THE PROBLEM
Copy each line of the material below that includes the string "Vuốt".

GIVEN RECORDS
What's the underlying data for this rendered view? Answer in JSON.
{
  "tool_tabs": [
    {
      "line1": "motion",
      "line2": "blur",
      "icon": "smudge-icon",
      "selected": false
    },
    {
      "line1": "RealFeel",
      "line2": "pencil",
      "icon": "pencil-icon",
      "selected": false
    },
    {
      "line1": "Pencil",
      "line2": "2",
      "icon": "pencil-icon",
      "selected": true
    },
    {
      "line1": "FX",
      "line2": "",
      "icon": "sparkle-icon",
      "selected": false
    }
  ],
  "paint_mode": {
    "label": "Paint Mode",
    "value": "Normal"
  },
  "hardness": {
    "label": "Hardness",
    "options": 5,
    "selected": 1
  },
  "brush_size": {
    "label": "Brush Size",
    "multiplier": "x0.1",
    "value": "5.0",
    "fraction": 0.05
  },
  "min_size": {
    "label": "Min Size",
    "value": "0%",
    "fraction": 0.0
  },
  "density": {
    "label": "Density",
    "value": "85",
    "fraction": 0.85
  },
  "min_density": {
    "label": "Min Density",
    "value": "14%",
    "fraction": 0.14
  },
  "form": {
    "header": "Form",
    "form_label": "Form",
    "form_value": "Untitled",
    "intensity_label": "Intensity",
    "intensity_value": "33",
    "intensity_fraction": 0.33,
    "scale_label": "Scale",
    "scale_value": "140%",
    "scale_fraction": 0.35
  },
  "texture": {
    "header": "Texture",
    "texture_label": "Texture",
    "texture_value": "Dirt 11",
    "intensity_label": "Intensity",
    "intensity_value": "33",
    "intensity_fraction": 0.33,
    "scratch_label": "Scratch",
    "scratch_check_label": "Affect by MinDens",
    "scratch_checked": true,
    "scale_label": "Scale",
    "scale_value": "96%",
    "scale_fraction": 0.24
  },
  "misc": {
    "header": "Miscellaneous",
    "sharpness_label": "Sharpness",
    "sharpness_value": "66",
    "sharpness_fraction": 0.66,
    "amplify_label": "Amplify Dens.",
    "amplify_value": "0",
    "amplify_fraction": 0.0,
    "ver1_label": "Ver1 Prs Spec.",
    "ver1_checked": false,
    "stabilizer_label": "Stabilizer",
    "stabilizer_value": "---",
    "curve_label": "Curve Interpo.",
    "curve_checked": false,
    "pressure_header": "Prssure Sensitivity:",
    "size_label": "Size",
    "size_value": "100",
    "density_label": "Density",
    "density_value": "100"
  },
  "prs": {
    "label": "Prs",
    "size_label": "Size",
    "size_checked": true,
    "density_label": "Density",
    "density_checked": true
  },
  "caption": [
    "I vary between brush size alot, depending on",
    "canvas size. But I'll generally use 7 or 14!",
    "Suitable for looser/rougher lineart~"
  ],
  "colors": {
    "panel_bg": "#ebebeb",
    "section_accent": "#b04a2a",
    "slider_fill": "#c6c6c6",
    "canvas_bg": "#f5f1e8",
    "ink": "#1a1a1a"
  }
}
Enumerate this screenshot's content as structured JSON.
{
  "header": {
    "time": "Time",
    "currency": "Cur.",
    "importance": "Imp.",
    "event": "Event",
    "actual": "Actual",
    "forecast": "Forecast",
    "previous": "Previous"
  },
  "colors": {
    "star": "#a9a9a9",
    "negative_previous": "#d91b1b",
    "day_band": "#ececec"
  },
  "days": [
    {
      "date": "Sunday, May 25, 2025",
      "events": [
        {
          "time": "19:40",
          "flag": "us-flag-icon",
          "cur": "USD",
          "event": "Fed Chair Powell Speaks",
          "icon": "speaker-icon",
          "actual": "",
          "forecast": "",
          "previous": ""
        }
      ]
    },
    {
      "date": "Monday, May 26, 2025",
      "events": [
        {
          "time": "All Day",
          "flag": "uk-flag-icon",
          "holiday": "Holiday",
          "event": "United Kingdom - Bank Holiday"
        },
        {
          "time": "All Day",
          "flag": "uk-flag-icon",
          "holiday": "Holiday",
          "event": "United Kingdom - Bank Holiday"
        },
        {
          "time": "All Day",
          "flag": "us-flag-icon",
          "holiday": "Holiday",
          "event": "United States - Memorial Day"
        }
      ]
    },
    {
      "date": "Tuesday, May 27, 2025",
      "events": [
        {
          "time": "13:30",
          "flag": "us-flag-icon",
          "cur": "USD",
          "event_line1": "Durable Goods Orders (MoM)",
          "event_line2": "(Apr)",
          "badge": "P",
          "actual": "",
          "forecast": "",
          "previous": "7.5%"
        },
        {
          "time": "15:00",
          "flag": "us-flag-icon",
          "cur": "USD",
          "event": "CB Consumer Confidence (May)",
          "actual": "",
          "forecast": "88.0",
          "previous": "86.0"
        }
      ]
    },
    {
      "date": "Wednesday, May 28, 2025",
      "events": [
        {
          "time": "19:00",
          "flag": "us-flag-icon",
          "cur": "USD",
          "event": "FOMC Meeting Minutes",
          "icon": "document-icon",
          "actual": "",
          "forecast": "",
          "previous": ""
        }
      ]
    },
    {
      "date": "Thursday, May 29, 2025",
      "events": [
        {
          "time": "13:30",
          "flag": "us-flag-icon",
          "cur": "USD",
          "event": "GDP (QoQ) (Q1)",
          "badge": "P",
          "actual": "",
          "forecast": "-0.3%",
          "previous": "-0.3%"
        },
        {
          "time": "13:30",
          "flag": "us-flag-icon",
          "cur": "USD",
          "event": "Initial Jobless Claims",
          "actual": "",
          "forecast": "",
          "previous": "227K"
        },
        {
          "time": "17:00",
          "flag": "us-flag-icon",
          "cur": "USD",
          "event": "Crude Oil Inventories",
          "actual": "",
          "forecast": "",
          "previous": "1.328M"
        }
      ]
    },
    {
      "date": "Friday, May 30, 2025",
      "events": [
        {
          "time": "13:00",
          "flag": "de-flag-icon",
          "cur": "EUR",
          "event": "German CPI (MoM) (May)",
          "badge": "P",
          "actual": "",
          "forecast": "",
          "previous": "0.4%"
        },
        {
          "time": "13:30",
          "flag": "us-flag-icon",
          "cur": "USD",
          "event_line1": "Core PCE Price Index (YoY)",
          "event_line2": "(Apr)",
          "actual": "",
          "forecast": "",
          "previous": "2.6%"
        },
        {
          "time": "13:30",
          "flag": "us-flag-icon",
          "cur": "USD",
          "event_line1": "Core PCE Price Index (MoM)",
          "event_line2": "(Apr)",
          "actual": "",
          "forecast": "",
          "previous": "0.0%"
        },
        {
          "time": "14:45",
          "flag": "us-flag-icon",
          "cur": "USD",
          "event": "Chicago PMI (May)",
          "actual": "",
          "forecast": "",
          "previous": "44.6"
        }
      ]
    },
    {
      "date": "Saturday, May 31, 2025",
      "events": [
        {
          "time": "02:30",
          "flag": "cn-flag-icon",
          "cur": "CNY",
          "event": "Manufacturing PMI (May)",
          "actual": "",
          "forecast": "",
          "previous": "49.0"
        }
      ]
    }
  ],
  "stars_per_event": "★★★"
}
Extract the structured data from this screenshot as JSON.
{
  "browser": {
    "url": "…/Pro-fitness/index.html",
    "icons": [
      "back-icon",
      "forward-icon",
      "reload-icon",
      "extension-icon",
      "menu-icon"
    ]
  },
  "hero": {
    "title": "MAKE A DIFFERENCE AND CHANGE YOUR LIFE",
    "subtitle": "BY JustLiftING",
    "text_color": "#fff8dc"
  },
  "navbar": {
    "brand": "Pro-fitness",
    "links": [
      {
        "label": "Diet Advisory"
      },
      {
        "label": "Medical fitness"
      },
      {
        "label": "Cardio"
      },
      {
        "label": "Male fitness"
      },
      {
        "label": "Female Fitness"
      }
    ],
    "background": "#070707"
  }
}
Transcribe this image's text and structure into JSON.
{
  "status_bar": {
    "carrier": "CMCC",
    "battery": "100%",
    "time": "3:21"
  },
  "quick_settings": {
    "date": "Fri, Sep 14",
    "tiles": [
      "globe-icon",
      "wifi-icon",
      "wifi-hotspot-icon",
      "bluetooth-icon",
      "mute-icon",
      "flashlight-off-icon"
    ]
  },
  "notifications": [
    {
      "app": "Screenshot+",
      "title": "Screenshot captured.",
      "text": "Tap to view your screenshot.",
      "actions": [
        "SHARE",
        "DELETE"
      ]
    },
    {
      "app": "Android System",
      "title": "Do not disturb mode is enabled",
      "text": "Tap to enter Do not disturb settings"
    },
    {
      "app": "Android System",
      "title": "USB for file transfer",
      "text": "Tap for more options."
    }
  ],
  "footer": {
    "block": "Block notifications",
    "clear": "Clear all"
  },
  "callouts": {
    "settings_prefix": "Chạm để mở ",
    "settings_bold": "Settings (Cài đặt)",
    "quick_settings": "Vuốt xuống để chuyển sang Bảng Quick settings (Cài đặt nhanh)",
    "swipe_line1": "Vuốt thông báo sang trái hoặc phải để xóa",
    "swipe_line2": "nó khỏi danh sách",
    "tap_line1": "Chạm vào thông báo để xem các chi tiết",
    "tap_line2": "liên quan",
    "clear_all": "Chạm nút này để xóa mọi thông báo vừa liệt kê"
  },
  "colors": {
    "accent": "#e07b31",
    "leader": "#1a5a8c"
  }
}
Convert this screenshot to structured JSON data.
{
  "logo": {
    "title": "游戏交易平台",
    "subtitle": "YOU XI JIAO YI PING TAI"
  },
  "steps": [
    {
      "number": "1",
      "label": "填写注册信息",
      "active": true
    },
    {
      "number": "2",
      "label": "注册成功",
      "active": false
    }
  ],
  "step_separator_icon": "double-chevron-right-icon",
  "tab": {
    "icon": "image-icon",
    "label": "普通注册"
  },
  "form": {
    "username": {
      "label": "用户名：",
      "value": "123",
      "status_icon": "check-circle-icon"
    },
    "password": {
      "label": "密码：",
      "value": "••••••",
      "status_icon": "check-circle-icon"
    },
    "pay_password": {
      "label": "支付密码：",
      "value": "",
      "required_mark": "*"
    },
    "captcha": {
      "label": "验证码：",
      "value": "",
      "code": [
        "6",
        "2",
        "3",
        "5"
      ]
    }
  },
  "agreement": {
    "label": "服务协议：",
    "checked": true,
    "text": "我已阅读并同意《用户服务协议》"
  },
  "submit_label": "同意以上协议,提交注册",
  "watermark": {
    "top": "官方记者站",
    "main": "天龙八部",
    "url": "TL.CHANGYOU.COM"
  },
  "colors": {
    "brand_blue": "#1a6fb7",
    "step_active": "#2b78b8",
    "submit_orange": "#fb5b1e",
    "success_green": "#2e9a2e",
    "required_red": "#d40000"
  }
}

SOLVED EXERCISE
    "quick_settings": "Vuốt xuống để chuyển sang Bảng Quick settings (Cài đặt nhanh)",
    "swipe_line1": "Vuốt thông báo sang trái hoặc phải để xóa",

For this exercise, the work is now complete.